** START OF Entries supplied **
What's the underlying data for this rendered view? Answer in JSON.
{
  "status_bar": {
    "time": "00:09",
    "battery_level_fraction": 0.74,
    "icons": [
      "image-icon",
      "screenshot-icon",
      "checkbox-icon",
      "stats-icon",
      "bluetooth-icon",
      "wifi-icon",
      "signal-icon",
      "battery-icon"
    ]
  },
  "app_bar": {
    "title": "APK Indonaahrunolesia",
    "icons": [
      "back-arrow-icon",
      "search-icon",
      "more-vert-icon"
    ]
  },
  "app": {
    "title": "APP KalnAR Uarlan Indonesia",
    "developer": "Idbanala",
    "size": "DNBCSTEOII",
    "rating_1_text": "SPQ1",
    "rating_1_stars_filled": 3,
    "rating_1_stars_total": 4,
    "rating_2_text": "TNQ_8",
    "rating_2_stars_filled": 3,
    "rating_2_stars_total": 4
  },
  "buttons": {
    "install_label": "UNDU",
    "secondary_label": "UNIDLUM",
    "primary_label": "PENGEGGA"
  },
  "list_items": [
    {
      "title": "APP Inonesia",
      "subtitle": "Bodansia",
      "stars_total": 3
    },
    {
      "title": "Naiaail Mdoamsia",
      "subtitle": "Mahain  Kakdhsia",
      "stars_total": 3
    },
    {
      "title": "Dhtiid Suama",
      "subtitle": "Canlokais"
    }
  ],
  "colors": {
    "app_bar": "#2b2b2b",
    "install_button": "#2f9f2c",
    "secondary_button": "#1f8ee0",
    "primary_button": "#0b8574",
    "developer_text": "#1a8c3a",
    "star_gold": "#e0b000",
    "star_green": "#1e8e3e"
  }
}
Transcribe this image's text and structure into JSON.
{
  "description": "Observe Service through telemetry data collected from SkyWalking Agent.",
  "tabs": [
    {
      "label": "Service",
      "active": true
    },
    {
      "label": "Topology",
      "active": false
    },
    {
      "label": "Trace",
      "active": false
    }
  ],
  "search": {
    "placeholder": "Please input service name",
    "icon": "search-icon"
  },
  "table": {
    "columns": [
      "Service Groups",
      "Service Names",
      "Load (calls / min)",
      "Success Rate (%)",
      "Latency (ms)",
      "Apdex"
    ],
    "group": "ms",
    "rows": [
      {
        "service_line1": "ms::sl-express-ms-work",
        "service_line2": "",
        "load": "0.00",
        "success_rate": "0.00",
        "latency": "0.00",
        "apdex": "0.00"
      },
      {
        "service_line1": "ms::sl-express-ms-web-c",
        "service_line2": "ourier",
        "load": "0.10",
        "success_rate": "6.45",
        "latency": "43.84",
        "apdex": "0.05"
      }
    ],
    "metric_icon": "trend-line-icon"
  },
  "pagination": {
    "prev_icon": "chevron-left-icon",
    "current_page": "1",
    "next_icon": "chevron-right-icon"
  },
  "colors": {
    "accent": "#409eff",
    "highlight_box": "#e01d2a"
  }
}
** END OF Entries supplied **
Whenever "data" turns up in a line, pick that line out.

What's the underlying data for this rendered view? Answer in JSON.
  "description": "Observe Service through telemetry data collected from SkyWalking Agent.",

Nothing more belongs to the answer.